TASK DIRECTIONS ▸
Look through the material and copy each line holding "Institute".

Data entries:
____________

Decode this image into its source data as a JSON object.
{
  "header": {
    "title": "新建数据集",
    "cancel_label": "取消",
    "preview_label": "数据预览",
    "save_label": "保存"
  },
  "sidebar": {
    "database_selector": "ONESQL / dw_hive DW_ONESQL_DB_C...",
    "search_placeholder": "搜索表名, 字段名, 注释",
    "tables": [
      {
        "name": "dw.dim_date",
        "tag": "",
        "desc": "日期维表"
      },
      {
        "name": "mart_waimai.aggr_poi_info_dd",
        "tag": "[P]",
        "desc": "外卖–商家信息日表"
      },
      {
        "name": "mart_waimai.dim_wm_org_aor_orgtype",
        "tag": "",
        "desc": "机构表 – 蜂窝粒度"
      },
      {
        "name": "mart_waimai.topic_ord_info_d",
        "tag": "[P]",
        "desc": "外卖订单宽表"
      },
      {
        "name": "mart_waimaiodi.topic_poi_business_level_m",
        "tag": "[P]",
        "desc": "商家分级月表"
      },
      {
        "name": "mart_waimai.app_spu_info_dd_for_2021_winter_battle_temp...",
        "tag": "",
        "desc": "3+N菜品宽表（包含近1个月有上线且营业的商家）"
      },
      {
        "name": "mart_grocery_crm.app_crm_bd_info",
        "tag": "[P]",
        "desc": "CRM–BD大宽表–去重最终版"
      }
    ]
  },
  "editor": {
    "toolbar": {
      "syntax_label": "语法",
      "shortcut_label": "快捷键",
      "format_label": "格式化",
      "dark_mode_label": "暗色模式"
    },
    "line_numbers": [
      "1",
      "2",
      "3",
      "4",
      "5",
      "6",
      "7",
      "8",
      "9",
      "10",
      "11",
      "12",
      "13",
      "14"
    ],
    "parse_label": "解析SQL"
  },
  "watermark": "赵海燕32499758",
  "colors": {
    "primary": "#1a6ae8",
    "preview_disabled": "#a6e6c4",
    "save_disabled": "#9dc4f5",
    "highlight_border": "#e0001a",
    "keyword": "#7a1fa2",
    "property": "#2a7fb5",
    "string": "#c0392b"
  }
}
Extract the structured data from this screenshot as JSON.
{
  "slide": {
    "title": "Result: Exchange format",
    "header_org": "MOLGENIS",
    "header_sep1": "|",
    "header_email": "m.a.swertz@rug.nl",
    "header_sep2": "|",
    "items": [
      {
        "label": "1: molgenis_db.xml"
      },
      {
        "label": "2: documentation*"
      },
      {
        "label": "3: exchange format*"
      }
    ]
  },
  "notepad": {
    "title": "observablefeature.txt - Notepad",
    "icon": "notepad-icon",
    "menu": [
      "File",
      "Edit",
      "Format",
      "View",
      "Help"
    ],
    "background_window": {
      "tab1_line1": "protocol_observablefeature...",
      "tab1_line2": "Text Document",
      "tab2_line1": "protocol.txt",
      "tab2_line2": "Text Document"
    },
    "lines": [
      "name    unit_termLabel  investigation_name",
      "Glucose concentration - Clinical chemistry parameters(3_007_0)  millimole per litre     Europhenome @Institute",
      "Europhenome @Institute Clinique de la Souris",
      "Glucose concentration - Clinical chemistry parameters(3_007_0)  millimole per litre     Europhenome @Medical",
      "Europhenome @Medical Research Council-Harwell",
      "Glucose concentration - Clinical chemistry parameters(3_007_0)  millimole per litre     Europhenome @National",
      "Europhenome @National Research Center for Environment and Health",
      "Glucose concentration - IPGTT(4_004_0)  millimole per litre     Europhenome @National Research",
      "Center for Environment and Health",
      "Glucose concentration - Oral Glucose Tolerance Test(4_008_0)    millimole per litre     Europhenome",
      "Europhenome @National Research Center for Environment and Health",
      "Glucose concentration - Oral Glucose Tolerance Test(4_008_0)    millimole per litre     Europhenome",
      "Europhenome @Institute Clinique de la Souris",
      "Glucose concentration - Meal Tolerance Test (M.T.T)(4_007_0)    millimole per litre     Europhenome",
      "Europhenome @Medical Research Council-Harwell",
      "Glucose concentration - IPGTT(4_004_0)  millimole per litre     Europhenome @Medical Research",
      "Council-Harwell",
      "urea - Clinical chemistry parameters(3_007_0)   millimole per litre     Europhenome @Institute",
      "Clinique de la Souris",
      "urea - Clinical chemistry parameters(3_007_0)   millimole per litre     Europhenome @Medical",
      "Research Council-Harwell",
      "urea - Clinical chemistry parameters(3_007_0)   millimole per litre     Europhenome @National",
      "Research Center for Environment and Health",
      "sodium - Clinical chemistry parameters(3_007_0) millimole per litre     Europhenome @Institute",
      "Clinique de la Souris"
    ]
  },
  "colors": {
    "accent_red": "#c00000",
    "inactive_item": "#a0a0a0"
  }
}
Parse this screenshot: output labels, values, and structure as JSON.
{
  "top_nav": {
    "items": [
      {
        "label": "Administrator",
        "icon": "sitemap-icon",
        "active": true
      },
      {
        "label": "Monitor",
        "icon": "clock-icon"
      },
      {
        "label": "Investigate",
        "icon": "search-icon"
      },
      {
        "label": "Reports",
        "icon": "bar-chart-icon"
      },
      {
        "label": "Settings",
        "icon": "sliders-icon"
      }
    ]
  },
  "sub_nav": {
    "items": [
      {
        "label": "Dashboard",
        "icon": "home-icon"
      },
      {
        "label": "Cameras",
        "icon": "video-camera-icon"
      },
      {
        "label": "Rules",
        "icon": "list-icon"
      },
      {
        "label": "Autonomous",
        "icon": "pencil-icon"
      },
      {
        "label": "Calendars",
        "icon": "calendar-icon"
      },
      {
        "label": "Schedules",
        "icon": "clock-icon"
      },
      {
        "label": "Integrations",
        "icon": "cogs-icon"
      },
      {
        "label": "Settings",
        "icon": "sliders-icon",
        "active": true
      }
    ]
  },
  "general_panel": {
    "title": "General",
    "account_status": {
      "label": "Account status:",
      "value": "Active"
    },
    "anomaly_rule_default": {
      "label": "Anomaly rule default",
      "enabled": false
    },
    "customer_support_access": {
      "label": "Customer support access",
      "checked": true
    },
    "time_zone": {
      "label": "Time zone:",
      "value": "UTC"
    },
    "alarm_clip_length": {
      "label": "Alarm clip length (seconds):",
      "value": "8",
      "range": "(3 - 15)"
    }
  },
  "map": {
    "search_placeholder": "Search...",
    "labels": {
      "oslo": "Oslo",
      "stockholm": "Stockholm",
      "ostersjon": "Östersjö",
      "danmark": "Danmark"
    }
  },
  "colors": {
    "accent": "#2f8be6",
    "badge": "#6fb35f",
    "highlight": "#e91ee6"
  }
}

____________

THE RESPONSE ▸
      "Glucose concentration - Clinical chemistry parameters(3_007_0)  millimole per litre     Europhenome @Institute",
      "Europhenome @Institute Clinique de la Souris",
      "Europhenome @Institute Clinique de la Souris",
      "urea - Clinical chemistry parameters(3_007_0)   millimole per litre     Europhenome @Institute",
      "sodium - Clinical chemistry parameters(3_007_0) millimole per litre     Europhenome @Institute",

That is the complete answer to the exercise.